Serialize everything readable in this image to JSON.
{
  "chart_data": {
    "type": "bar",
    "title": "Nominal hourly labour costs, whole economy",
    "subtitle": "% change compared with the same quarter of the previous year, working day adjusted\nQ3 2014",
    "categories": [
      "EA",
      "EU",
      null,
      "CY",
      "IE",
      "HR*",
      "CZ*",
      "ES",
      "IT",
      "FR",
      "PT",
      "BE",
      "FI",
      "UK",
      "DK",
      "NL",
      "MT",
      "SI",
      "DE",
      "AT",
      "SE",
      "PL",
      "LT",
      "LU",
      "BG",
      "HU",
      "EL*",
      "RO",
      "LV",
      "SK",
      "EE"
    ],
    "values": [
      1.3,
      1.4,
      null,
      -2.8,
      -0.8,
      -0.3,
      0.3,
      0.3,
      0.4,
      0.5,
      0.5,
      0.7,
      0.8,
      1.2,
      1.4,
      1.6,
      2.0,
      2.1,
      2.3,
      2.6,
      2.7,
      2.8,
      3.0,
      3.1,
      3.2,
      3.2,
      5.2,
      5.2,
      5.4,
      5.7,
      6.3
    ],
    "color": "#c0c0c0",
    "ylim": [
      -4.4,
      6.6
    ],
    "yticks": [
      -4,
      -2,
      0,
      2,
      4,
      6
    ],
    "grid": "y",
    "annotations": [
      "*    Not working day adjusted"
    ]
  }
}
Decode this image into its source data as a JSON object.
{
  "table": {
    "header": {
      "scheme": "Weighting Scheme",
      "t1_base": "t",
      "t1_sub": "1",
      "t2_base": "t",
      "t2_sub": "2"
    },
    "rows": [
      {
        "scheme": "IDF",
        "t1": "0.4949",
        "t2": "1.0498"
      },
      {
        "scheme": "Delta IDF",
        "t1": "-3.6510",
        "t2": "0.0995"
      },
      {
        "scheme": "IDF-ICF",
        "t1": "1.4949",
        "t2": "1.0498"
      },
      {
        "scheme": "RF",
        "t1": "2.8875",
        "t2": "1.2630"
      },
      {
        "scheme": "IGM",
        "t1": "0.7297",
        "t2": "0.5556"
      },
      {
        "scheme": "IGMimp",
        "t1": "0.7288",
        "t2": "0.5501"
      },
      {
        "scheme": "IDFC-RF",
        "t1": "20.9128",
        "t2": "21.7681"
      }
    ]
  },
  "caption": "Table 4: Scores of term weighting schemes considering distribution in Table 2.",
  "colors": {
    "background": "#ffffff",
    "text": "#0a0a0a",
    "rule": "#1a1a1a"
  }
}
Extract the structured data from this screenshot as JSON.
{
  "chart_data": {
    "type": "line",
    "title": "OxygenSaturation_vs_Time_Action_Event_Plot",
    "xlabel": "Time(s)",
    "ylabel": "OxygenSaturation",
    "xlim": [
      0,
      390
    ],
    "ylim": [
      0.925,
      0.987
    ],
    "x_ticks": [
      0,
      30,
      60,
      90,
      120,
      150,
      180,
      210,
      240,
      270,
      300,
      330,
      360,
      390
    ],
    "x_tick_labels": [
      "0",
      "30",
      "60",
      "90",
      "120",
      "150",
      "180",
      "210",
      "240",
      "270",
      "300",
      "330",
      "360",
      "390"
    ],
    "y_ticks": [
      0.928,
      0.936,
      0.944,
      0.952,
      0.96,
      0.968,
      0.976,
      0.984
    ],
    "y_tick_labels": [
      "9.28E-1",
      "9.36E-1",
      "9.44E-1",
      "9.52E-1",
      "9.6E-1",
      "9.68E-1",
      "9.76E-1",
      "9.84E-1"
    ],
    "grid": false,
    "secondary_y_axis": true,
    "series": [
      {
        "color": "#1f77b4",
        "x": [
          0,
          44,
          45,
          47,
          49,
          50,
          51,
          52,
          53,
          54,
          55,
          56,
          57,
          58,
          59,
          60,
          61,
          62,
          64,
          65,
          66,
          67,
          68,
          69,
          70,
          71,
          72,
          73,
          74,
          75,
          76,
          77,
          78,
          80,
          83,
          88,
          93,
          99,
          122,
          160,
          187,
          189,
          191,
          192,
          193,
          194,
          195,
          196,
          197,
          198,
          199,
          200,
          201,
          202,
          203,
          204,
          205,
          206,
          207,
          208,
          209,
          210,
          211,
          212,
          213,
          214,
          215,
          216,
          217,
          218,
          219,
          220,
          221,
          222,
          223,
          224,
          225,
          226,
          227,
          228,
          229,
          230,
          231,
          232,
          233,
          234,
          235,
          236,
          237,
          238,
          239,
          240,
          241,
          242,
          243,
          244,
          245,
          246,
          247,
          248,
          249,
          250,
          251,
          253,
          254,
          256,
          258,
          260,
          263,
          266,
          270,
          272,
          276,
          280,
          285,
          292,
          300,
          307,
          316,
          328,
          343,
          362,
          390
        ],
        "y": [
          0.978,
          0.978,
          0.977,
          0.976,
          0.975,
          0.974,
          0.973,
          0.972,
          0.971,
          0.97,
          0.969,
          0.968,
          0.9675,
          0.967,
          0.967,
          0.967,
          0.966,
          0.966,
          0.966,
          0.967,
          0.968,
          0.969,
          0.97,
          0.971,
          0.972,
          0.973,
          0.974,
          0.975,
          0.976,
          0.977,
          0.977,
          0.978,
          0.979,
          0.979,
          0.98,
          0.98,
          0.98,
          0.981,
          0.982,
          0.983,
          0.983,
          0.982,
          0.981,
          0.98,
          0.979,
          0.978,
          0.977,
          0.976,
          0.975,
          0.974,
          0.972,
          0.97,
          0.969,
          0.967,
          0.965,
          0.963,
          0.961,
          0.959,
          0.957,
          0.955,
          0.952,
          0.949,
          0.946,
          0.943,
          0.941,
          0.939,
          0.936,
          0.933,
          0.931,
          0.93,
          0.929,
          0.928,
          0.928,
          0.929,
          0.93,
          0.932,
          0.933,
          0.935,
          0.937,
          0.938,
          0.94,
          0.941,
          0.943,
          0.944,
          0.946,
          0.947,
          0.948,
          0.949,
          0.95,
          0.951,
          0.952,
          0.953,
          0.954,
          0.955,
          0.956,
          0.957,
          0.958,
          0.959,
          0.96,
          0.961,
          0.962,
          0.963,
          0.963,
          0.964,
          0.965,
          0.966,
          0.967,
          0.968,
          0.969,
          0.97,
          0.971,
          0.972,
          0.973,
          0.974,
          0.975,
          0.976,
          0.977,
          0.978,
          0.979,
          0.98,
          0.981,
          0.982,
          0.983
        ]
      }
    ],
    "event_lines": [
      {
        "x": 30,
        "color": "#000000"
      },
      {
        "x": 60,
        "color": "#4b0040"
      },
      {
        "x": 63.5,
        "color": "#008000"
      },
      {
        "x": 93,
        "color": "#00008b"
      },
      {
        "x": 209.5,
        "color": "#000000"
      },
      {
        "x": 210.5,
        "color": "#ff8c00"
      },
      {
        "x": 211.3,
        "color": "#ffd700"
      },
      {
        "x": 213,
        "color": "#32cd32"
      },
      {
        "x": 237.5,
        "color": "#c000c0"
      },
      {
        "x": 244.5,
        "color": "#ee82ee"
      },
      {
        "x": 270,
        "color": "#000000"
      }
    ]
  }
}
....
Problem requirements:
Filter the records down to the lines that contain the string "JSON", and copy those lines.

Exercise response:
Serialize everything readable in this image to JSON.
Decode this image into its source data as a JSON object.
Extract the structured data from this screenshot as JSON.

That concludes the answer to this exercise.